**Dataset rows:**

___

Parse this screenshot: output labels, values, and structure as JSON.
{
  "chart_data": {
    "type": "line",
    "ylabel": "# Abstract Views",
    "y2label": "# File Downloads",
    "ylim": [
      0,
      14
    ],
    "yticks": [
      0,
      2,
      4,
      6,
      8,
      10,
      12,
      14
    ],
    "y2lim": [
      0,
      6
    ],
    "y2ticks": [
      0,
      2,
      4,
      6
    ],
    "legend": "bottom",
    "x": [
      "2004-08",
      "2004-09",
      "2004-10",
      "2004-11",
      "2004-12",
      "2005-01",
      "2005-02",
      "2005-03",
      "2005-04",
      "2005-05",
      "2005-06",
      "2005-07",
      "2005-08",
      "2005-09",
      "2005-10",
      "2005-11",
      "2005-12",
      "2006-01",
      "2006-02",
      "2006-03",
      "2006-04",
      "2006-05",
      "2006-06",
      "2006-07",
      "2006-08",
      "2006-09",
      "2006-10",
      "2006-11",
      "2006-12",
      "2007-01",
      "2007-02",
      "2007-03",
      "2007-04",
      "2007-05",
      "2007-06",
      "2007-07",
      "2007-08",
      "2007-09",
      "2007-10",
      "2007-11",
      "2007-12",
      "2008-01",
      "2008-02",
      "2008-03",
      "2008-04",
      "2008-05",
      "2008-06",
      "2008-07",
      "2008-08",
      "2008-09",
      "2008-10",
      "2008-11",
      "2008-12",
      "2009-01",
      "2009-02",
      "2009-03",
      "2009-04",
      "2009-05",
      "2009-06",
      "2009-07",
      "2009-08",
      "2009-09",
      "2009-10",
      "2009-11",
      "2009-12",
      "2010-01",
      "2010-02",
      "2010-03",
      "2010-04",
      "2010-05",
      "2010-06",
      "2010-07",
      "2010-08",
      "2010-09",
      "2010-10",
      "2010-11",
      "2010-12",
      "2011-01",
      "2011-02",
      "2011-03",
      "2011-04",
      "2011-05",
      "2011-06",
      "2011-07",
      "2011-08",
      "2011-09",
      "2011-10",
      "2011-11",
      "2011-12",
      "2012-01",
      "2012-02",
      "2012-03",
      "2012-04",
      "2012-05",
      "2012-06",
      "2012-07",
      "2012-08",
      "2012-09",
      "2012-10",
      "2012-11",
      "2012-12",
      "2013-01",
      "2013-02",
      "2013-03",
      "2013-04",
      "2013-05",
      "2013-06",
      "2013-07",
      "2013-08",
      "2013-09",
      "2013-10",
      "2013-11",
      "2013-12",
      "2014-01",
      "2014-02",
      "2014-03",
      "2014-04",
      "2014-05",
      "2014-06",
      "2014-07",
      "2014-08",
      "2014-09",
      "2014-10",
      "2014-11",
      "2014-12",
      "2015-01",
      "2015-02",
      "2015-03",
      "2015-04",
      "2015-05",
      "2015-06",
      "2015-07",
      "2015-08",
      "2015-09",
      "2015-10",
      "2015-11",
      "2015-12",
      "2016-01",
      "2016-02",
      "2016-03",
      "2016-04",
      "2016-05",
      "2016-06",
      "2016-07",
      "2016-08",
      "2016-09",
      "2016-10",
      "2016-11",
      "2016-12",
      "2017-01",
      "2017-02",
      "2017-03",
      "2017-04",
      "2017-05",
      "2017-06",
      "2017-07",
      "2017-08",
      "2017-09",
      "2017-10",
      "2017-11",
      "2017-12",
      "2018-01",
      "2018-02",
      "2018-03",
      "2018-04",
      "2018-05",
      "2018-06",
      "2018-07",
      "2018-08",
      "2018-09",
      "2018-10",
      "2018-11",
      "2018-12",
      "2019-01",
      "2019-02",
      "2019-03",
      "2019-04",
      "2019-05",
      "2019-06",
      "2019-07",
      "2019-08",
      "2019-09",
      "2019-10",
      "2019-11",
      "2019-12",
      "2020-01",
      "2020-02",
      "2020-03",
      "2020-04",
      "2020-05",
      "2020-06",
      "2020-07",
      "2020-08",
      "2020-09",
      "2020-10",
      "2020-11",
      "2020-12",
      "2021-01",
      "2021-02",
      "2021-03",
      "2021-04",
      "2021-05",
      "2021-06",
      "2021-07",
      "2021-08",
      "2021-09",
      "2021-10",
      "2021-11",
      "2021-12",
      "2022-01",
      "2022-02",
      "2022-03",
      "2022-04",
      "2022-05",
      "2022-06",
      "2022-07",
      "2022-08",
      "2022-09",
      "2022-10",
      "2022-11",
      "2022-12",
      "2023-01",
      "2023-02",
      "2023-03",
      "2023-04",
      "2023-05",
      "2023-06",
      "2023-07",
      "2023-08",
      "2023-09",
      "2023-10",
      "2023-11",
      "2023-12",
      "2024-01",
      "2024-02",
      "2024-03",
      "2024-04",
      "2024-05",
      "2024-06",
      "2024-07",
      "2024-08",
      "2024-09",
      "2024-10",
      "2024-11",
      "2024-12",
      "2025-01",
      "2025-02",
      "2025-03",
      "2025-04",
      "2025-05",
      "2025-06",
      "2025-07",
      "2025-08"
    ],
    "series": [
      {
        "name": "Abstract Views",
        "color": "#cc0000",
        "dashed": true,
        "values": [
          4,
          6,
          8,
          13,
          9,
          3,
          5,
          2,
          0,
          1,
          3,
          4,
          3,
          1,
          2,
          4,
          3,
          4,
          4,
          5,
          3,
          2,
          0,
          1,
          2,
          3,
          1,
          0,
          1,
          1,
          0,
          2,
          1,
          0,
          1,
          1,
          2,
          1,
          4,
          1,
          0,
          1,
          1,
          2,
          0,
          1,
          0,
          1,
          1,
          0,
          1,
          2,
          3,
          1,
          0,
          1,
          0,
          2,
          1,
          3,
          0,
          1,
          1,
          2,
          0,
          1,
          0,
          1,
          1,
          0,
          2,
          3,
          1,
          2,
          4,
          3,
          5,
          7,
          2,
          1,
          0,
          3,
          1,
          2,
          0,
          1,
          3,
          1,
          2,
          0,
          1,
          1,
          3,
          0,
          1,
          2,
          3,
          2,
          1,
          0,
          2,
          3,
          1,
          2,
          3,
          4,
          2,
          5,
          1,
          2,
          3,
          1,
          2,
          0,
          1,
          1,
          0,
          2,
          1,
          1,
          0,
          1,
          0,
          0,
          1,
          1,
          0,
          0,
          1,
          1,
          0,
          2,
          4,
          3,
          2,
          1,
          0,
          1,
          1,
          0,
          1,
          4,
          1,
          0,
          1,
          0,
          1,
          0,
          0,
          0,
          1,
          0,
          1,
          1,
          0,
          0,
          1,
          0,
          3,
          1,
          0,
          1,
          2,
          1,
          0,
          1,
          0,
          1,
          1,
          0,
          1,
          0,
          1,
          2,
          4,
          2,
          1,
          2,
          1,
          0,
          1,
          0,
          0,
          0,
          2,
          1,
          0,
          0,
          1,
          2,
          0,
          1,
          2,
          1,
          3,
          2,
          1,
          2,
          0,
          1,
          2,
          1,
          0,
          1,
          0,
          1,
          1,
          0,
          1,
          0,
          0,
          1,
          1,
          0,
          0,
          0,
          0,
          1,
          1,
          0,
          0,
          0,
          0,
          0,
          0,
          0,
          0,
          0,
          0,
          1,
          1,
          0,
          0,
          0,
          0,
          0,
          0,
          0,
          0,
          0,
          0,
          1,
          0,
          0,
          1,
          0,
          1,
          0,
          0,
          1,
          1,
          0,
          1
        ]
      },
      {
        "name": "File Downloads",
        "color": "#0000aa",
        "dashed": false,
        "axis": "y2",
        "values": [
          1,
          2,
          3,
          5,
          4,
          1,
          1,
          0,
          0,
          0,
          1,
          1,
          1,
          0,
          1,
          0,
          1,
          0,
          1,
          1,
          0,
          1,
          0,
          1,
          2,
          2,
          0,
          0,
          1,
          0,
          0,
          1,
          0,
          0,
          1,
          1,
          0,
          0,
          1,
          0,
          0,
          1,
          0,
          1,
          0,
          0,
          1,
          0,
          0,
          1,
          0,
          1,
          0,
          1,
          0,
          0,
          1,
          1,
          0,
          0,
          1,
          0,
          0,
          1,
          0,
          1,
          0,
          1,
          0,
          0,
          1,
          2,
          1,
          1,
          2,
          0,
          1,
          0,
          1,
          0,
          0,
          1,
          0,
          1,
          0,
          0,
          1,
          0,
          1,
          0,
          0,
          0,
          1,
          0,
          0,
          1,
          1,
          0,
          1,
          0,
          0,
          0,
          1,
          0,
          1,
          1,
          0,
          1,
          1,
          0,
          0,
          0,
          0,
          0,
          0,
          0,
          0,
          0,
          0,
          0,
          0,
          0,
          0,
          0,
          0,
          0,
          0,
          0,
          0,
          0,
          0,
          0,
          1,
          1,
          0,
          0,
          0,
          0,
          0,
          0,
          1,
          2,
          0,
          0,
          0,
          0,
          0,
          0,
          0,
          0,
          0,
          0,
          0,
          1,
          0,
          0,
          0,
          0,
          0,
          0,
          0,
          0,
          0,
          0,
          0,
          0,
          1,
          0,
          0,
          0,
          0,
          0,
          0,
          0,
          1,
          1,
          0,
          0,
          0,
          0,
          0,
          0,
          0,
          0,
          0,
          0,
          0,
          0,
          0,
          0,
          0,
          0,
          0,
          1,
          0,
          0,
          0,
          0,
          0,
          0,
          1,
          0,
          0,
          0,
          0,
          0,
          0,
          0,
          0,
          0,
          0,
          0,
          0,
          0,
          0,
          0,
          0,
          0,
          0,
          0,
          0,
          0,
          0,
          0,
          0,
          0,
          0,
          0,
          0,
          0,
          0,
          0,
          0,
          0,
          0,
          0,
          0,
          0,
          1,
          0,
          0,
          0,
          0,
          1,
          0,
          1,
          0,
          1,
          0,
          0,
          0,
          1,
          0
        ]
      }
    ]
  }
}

___

Show every line that contains the word "Downloads".

    "y2label": "# File Downloads",
        "name": "File Downloads",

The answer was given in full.